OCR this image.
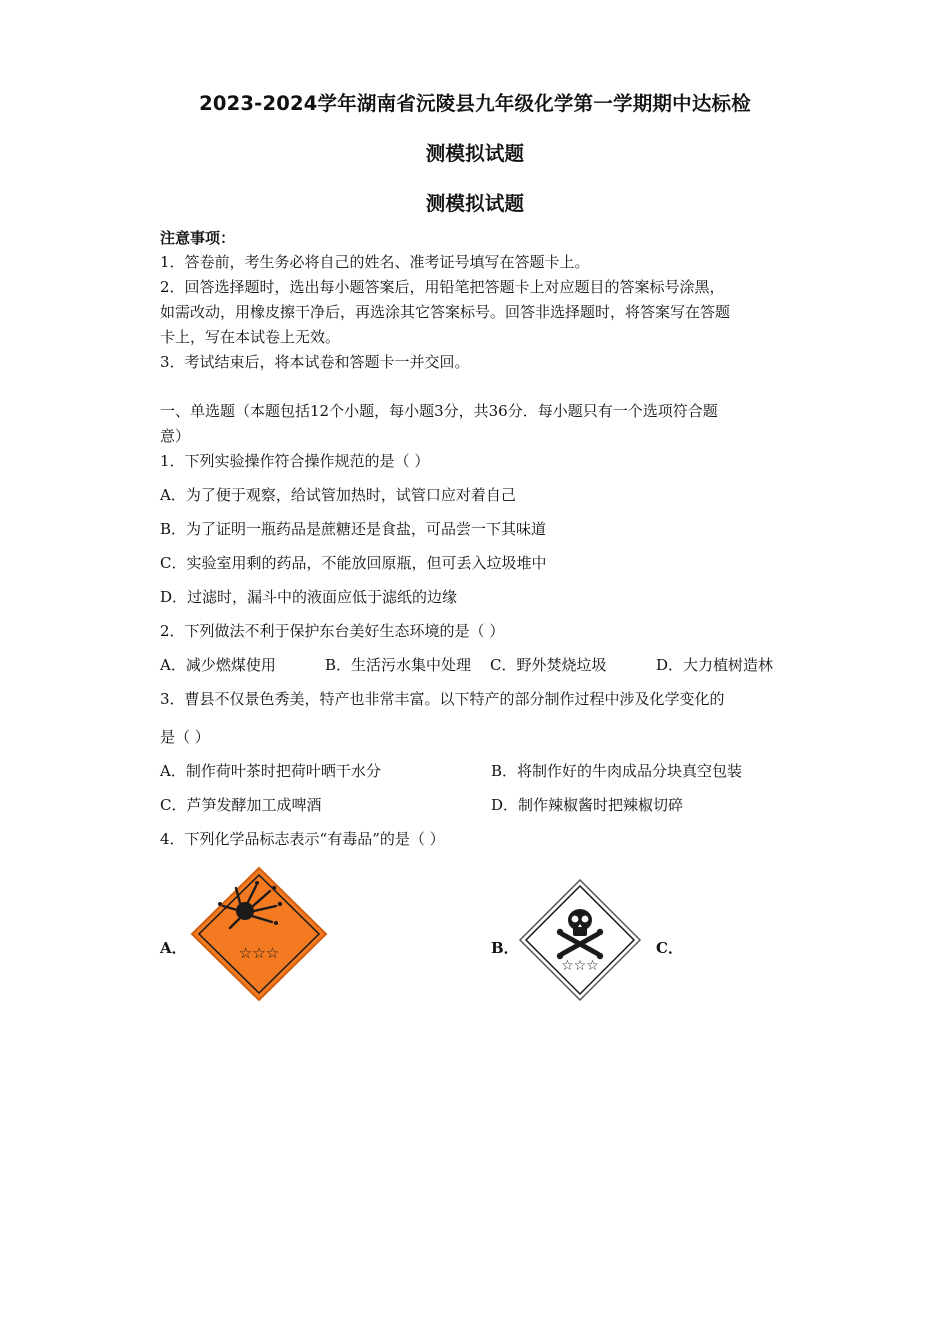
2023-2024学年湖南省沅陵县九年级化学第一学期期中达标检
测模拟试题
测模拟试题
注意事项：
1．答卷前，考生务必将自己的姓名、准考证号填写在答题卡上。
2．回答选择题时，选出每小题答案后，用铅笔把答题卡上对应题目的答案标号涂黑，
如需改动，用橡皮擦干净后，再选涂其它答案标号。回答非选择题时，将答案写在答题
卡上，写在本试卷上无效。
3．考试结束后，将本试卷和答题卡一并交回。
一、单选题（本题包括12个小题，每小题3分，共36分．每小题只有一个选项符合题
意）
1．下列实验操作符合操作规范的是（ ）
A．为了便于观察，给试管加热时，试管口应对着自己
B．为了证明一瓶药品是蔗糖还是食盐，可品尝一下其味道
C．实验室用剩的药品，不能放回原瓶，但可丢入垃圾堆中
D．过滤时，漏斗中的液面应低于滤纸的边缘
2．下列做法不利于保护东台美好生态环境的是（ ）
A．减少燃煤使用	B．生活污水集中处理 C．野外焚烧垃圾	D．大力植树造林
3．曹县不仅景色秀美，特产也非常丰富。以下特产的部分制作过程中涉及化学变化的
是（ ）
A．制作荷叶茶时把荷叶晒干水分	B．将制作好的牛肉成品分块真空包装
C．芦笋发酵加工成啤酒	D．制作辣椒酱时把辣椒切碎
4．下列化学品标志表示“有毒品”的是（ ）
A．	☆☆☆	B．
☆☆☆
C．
+ + + +
#### Challenge:
Print all of the entries word for word. Omit the pictures they contain.

#### Exercise output:
OCR this image.
2023-2024学年湖南省沅陵县九年级化学第一学期期中达标检
测模拟试题
测模拟试题
注意事项：
1．答卷前，考生务必将自己的姓名、准考证号填写在答题卡上。
2．回答选择题时，选出每小题答案后，用铅笔把答题卡上对应题目的答案标号涂黑，
如需改动，用橡皮擦干净后，再选涂其它答案标号。回答非选择题时，将答案写在答题
卡上，写在本试卷上无效。
3．考试结束后，将本试卷和答题卡一并交回。
一、单选题（本题包括12个小题，每小题3分，共36分．每小题只有一个选项符合题
意）
1．下列实验操作符合操作规范的是（ ）
A．为了便于观察，给试管加热时，试管口应对着自己
B．为了证明一瓶药品是蔗糖还是食盐，可品尝一下其味道
C．实验室用剩的药品，不能放回原瓶，但可丢入垃圾堆中
D．过滤时，漏斗中的液面应低于滤纸的边缘
2．下列做法不利于保护东台美好生态环境的是（ ）
A．减少燃煤使用	B．生活污水集中处理 C．野外焚烧垃圾	D．大力植树造林
3．曹县不仅景色秀美，特产也非常丰富。以下特产的部分制作过程中涉及化学变化的
是（ ）
A．制作荷叶茶时把荷叶晒干水分	B．将制作好的牛肉成品分块真空包装
C．芦笋发酵加工成啤酒	D．制作辣椒酱时把辣椒切碎
4．下列化学品标志表示“有毒品”的是（ ）
A．	☆☆☆	B．
☆☆☆
C．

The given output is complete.